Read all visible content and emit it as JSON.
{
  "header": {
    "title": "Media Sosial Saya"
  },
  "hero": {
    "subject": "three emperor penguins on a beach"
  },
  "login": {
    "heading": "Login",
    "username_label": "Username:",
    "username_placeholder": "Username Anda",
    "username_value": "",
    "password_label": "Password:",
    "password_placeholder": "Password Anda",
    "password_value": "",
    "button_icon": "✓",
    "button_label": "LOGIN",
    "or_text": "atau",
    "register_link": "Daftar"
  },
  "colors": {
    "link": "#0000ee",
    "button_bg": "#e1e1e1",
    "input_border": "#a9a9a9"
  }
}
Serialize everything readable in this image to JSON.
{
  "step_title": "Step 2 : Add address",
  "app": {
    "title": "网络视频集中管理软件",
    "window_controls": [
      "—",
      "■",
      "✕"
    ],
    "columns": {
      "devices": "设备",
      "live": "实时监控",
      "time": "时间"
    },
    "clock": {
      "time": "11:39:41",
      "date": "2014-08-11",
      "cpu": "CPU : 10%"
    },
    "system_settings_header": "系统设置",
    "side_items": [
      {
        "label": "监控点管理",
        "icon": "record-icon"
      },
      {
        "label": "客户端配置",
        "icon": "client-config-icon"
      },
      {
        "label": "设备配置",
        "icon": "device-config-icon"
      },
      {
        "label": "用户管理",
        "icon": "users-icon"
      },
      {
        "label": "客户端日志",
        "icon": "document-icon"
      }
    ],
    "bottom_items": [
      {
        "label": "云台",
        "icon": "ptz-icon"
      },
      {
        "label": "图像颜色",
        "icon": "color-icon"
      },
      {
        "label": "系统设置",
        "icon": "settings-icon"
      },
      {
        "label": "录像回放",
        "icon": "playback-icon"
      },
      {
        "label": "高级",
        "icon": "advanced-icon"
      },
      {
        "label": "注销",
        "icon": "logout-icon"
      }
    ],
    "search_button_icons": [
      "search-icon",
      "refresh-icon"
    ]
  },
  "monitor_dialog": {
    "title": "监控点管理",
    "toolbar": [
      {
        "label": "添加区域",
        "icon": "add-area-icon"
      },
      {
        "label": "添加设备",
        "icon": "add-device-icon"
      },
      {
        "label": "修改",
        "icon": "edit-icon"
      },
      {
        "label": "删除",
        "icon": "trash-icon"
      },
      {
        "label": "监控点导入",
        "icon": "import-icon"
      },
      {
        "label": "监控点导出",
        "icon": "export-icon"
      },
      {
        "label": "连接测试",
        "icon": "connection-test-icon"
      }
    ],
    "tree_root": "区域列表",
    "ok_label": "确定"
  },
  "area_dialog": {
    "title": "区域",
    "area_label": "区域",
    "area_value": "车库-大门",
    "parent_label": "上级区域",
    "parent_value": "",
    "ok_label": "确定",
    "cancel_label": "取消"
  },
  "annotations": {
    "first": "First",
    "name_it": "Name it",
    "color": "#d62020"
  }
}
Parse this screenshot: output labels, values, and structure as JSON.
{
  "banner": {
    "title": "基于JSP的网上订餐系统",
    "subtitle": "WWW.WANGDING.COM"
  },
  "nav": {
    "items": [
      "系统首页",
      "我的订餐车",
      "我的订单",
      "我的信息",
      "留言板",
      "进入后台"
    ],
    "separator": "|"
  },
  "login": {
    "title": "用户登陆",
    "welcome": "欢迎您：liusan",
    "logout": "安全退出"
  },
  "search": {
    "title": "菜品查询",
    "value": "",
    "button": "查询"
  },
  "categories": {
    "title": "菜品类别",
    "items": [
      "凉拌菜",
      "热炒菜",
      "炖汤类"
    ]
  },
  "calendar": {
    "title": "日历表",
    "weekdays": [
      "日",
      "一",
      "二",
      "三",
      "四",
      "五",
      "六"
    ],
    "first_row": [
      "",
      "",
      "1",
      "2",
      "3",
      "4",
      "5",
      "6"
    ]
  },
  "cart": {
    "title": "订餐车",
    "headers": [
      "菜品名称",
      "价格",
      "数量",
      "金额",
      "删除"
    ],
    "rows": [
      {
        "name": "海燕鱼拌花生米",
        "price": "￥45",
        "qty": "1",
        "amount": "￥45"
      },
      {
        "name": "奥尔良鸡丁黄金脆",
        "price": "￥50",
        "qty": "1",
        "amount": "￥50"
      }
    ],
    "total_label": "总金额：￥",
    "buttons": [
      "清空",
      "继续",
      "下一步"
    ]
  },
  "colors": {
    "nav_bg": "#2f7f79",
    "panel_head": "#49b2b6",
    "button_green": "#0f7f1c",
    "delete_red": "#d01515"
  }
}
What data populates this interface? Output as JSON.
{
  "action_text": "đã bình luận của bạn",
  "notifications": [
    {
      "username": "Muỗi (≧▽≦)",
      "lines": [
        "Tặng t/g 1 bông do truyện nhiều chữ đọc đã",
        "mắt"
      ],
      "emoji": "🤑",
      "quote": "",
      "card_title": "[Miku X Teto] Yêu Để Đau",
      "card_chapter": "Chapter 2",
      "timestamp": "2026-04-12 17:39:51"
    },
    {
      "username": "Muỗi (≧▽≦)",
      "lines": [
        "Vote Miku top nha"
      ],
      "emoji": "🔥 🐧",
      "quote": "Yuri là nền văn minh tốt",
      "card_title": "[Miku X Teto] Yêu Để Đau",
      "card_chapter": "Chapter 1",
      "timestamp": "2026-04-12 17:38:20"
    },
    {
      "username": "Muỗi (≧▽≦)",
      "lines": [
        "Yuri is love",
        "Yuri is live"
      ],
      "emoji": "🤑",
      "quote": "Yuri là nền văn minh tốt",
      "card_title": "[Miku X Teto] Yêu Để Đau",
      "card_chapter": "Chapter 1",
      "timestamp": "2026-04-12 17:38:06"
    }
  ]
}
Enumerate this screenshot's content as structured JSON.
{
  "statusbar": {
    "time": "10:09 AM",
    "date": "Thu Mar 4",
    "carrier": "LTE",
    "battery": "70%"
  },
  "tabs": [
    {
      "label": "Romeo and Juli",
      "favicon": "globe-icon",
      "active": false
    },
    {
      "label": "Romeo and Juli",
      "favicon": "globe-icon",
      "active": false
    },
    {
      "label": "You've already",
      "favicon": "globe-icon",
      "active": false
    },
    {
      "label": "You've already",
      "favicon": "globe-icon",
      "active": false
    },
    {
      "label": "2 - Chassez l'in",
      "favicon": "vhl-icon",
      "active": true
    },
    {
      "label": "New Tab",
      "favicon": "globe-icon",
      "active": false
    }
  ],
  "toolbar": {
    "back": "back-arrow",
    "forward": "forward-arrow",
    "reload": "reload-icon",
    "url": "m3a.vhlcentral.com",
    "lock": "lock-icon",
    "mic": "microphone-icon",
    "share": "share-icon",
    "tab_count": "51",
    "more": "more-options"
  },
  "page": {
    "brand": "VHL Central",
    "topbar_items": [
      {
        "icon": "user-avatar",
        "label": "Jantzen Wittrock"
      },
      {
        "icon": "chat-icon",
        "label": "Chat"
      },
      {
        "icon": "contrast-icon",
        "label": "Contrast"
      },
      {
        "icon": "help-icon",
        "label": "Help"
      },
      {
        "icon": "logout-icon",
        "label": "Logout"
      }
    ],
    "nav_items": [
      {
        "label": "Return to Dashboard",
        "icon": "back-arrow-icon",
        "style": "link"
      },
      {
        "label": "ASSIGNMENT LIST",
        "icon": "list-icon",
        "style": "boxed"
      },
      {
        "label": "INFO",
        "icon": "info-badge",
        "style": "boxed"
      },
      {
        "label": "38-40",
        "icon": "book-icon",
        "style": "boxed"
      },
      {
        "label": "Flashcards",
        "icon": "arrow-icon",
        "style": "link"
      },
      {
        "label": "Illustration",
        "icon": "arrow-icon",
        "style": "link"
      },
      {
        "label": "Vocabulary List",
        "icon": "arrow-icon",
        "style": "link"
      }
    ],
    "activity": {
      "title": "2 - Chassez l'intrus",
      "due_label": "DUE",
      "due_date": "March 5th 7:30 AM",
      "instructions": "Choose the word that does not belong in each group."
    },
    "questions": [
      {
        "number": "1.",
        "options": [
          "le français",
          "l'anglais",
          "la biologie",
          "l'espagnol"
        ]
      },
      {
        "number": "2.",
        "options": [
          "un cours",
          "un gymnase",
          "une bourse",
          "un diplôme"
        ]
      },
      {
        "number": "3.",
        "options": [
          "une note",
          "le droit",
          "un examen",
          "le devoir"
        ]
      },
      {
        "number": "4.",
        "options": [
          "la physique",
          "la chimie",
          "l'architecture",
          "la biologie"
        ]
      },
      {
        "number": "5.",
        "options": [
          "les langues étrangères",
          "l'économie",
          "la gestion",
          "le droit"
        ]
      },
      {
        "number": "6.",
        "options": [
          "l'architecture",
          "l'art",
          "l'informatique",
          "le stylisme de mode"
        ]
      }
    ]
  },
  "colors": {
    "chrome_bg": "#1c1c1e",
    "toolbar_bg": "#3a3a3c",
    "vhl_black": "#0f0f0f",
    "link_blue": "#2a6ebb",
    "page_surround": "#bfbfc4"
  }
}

Exercise instructions:
Only a number is wanted: how many lines contain "Yuri"?

Completed task:
4